§ Brief:
Please pull out every line that includes the string "العمرية".

§ Records shown:
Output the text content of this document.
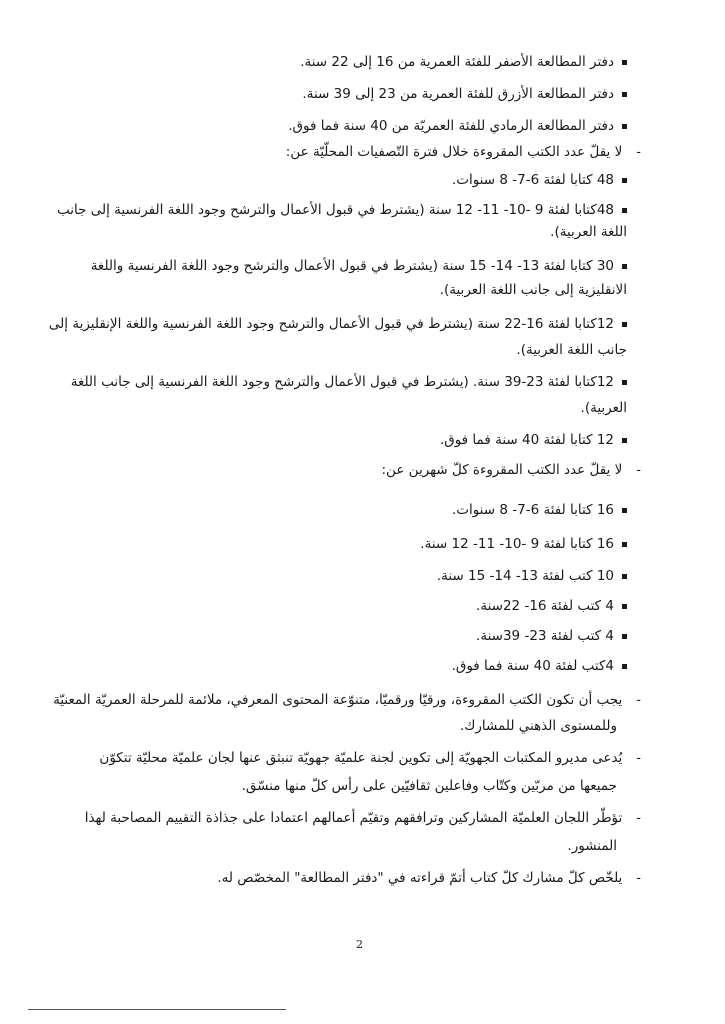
دفتر المطالعة الأصفر للفئة العمرية من 16 إلى 22 سنة.
دفتر المطالعة الأزرق للفئة العمرية من 23 إلى 39 سنة.
دفتر المطالعة الرمادي للفئة العمريّة من 40 سنة فما فوق.
-لا يقلّ عدد الكتب المقروءة خلال فترة التّصفيات المحلّيّة عن:
48 كتابا لفئة 6-7- 8 سنوات.
48كتابا لفئة 9 -10- 11- 12 سنة (يشترط في قبول الأعمال والترشح وجود اللغة الفرنسية إلى جانب
اللغة العربية).
30 كتابا لفئة 13- 14- 15 سنة (يشترط في قبول الأعمال والترشح وجود اللغة الفرنسية واللغة
الانقليزية إلى جانب اللغة العربية).
12كتابا لفئة 16-22 سنة (يشترط في قبول الأعمال والترشح وجود اللغة الفرنسية واللغة الإنقليزية إلى
جانب اللغة العربية).
12كتابا لفئة 23-39 سنة. (يشترط في قبول الأعمال والترشح وجود اللغة الفرنسية إلى جانب اللغة
العربية).
12 كتابا لفئة 40 سنة فما فوق.
-لا يقلّ عدد الكتب المقروءة كلّ شهرين عن:
16 كتابا لفئة 6-7- 8 سنوات.
16 كتابا لفئة 9 -10- 11- 12 سنة.
10 كتب لفئة 13- 14- 15 سنة.
4 كتب لفئة 16- 22سنة.
4 كتب لفئة 23- 39سنة.
4كتب لفئة 40 سنة فما فوق.
-يجب أن تكون الكتب المقروءة، ورقيّا ورقميّا، متنوّعة المحتوى المعرفي، ملائمة للمرحلة العمريّة المعنيّة
وللمستوى الذهني للمشارك.
-يُدعى مديرو المكتبات الجهويّة إلى تكوين لجنة علميّة جهويّة تنبثق عنها لجان علميّة محليّة تتكوّن
جميعها من مربّين وكتّاب وفاعلين ثقافيّين على رأس كلّ منها منسّق.
-تؤطّر اللجان العلميّة المشاركين وترافقهم وتقيّم أعمالهم اعتمادا على جذاذة التقييم المصاحبة لهذا
المنشور.
-يلخّص كلّ مشارك كلّ كتاب أتمّ قراءته في "دفتر المطالعة" المخصّص له.
2
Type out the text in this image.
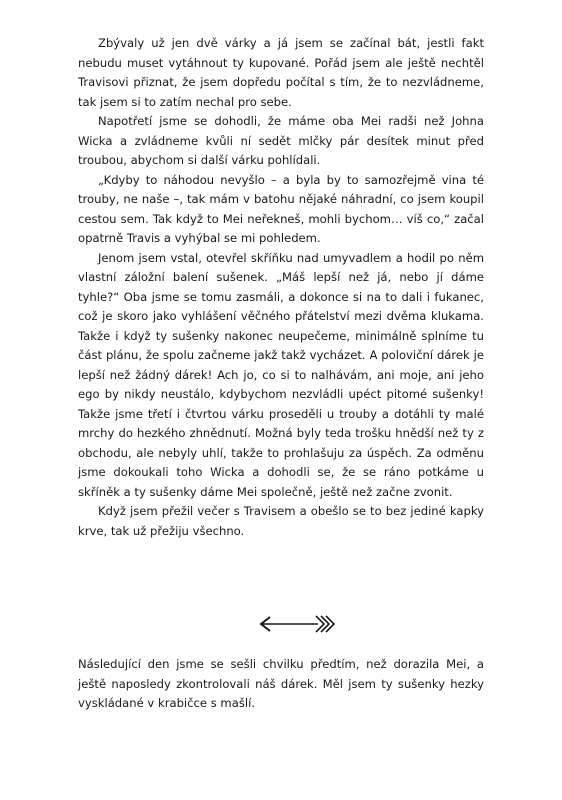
Zbývaly už jen dvě várky a já jsem se začínal bát, jestli fakt nebudu muset vytáhnout ty kupované. Pořád jsem ale ještě nechtěl Travisovi přiznat, že jsem dopředu počítal s tím, že to nezvládneme, tak jsem si to zatím nechal pro sebe.

Napotřetí jsme se dohodli, že máme oba Mei radši než Johna Wicka a zvládneme kvůli ní sedět mlčky pár desítek minut před troubou, abychom si další várku pohlídali.

„Kdyby to náhodou nevyšlo – a byla by to samozřejmě vina té trouby, ne naše –, tak mám v batohu nějaké náhradní, co jsem koupil cestou sem. Tak když to Mei neřekneš, mohli bychom… víš co,“ začal opatrně Travis a vyhýbal se mi pohledem.

Jenom jsem vstal, otevřel skříňku nad umyvadlem a hodil po něm vlastní záložní balení sušenek. „Máš lepší než já, nebo jí dáme tyhle?“ Oba jsme se tomu zasmáli, a dokonce si na to dali i fukanec, což je skoro jako vyhlášení věčného přátelství mezi dvěma klukama. Takže i když ty sušenky nakonec neupečeme, minimálně splníme tu část plánu, že spolu začneme jakž takž vycházet. A poloviční dárek je lepší než žádný dárek! Ach jo, co si to nalhávám, ani moje, ani jeho ego by nikdy neustálo, kdybychom nezvládli upéct pitomé sušenky! Takže jsme třetí i čtvrtou várku proseděli u trouby a dotáhli ty malé mrchy do hezkého zhnědnutí. Možná byly teda trošku hnědší než ty z obchodu, ale nebyly uhlí, takže to prohlašuju za úspěch. Za odměnu jsme dokoukali toho Wicka a dohodli se, že se ráno potkáme u skříněk a ty sušenky dáme Mei společně, ještě než začne zvonit.

Když jsem přežil večer s Travisem a obešlo se to bez jediné kapky krve, tak už přežiju všechno.

Následující den jsme se sešli chvilku předtím, než dorazila Mei, a ještě naposledy zkontrolovali náš dárek. Měl jsem ty sušenky hezky vyskládané v krabičce s mašlí.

§ Task output:
دفتر المطالعة الأصفر للفئة العمرية من 16 إلى 22 سنة.
دفتر المطالعة الأزرق للفئة العمرية من 23 إلى 39 سنة.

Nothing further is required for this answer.